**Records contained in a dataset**

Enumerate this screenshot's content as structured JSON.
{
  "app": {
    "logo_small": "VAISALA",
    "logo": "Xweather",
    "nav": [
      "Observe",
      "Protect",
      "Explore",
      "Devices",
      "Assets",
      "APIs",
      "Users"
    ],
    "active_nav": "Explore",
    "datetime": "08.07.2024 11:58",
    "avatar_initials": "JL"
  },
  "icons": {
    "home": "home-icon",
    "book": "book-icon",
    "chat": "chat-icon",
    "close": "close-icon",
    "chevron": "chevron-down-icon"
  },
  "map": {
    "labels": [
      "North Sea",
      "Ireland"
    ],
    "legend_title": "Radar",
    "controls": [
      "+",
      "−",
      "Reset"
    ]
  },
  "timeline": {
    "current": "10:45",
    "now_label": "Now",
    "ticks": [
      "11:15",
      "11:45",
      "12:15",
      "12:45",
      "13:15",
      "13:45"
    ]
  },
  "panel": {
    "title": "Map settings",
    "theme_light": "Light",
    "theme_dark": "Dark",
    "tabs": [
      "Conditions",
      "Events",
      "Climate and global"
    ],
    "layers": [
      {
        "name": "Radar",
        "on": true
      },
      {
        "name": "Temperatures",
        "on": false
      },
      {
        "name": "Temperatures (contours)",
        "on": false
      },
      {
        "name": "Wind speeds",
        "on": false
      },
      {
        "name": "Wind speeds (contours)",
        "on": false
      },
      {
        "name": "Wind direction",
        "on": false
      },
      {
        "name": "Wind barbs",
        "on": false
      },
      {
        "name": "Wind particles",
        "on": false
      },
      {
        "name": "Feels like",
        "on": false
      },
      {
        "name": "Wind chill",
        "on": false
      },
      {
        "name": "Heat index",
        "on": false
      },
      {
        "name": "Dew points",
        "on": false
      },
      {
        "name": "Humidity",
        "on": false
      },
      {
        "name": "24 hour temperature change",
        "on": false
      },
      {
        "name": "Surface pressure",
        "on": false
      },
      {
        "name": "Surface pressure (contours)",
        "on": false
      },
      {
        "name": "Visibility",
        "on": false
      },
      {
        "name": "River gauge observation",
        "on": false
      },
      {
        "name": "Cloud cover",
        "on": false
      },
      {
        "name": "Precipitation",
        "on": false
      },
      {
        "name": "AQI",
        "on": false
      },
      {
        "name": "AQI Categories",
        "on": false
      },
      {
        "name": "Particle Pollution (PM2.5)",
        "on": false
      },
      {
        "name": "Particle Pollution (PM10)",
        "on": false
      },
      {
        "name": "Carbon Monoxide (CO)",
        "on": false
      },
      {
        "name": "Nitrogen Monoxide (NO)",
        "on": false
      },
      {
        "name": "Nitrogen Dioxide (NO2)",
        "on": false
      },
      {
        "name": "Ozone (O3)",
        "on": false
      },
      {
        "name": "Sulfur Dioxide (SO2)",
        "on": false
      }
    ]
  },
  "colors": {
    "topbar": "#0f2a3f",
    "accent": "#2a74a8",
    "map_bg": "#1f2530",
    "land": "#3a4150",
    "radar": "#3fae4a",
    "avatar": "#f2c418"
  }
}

**What the task asks**
Return all the data above once more, precisely as given.

**In response**
Enumerate this screenshot's content as structured JSON.
{
  "app": {
    "logo_small": "VAISALA",
    "logo": "Xweather",
    "nav": [
      "Observe",
      "Protect",
      "Explore",
      "Devices",
      "Assets",
      "APIs",
      "Users"
    ],
    "active_nav": "Explore",
    "datetime": "08.07.2024 11:58",
    "avatar_initials": "JL"
  },
  "icons": {
    "home": "home-icon",
    "book": "book-icon",
    "chat": "chat-icon",
    "close": "close-icon",
    "chevron": "chevron-down-icon"
  },
  "map": {
    "labels": [
      "North Sea",
      "Ireland"
    ],
    "legend_title": "Radar",
    "controls": [
      "+",
      "−",
      "Reset"
    ]
  },
  "timeline": {
    "current": "10:45",
    "now_label": "Now",
    "ticks": [
      "11:15",
      "11:45",
      "12:15",
      "12:45",
      "13:15",
      "13:45"
    ]
  },
  "panel": {
    "title": "Map settings",
    "theme_light": "Light",
    "theme_dark": "Dark",
    "tabs": [
      "Conditions",
      "Events",
      "Climate and global"
    ],
    "layers": [
      {
        "name": "Radar",
        "on": true
      },
      {
        "name": "Temperatures",
        "on": false
      },
      {
        "name": "Temperatures (contours)",
        "on": false
      },
      {
        "name": "Wind speeds",
        "on": false
      },
      {
        "name": "Wind speeds (contours)",
        "on": false
      },
      {
        "name": "Wind direction",
        "on": false
      },
      {
        "name": "Wind barbs",
        "on": false
      },
      {
        "name": "Wind particles",
        "on": false
      },
      {
        "name": "Feels like",
        "on": false
      },
      {
        "name": "Wind chill",
        "on": false
      },
      {
        "name": "Heat index",
        "on": false
      },
      {
        "name": "Dew points",
        "on": false
      },
      {
        "name": "Humidity",
        "on": false
      },
      {
        "name": "24 hour temperature change",
        "on": false
      },
      {
        "name": "Surface pressure",
        "on": false
      },
      {
        "name": "Surface pressure (contours)",
        "on": false
      },
      {
        "name": "Visibility",
        "on": false
      },
      {
        "name": "River gauge observation",
        "on": false
      },
      {
        "name": "Cloud cover",
        "on": false
      },
      {
        "name": "Precipitation",
        "on": false
      },
      {
        "name": "AQI",
        "on": false
      },
      {
        "name": "AQI Categories",
        "on": false
      },
      {
        "name": "Particle Pollution (PM2.5)",
        "on": false
      },
      {
        "name": "Particle Pollution (PM10)",
        "on": false
      },
      {
        "name": "Carbon Monoxide (CO)",
        "on": false
      },
      {
        "name": "Nitrogen Monoxide (NO)",
        "on": false
      },
      {
        "name": "Nitrogen Dioxide (NO2)",
        "on": false
      },
      {
        "name": "Ozone (O3)",
        "on": false
      },
      {
        "name": "Sulfur Dioxide (SO2)",
        "on": false
      }
    ]
  },
  "colors": {
    "topbar": "#0f2a3f",
    "accent": "#2a74a8",
    "map_bg": "#1f2530",
    "land": "#3a4150",
    "radar": "#3fae4a",
    "avatar": "#f2c418"
  }
}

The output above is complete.